- _What to do_:
Write out all of the lines below, exactly and completely.

-- Items start --

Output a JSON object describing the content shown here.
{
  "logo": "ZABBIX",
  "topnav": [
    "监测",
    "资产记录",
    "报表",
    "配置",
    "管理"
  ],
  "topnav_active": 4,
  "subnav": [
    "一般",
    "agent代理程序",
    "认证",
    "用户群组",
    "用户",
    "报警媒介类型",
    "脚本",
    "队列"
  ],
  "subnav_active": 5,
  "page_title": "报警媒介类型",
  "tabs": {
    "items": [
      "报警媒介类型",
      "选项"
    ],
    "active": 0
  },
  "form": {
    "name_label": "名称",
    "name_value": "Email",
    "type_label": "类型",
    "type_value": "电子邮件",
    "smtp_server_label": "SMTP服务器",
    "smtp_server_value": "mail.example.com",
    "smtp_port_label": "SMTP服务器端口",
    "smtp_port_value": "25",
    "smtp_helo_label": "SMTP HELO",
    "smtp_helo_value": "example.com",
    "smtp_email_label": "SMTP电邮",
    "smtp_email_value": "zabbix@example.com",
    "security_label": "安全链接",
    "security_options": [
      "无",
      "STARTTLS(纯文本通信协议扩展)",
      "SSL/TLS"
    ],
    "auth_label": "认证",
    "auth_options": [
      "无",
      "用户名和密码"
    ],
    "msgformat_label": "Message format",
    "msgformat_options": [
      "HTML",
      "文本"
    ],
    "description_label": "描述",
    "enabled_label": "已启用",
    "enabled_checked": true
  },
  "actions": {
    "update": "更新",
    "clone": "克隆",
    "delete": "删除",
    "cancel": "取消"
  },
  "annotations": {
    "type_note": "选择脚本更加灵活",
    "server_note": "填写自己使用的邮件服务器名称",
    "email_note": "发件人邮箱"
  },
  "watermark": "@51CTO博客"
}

-- Items end --

- _Written response_:
Output a JSON object describing the content shown here.
{
  "logo": "ZABBIX",
  "topnav": [
    "监测",
    "资产记录",
    "报表",
    "配置",
    "管理"
  ],
  "topnav_active": 4,
  "subnav": [
    "一般",
    "agent代理程序",
    "认证",
    "用户群组",
    "用户",
    "报警媒介类型",
    "脚本",
    "队列"
  ],
  "subnav_active": 5,
  "page_title": "报警媒介类型",
  "tabs": {
    "items": [
      "报警媒介类型",
      "选项"
    ],
    "active": 0
  },
  "form": {
    "name_label": "名称",
    "name_value": "Email",
    "type_label": "类型",
    "type_value": "电子邮件",
    "smtp_server_label": "SMTP服务器",
    "smtp_server_value": "mail.example.com",
    "smtp_port_label": "SMTP服务器端口",
    "smtp_port_value": "25",
    "smtp_helo_label": "SMTP HELO",
    "smtp_helo_value": "example.com",
    "smtp_email_label": "SMTP电邮",
    "smtp_email_value": "zabbix@example.com",
    "security_label": "安全链接",
    "security_options": [
      "无",
      "STARTTLS(纯文本通信协议扩展)",
      "SSL/TLS"
    ],
    "auth_label": "认证",
    "auth_options": [
      "无",
      "用户名和密码"
    ],
    "msgformat_label": "Message format",
    "msgformat_options": [
      "HTML",
      "文本"
    ],
    "description_label": "描述",
    "enabled_label": "已启用",
    "enabled_checked": true
  },
  "actions": {
    "update": "更新",
    "clone": "克隆",
    "delete": "删除",
    "cancel": "取消"
  },
  "annotations": {
    "type_note": "选择脚本更加灵活",
    "server_note": "填写自己使用的邮件服务器名称",
    "email_note": "发件人邮箱"
  },
  "watermark": "@51CTO博客"
}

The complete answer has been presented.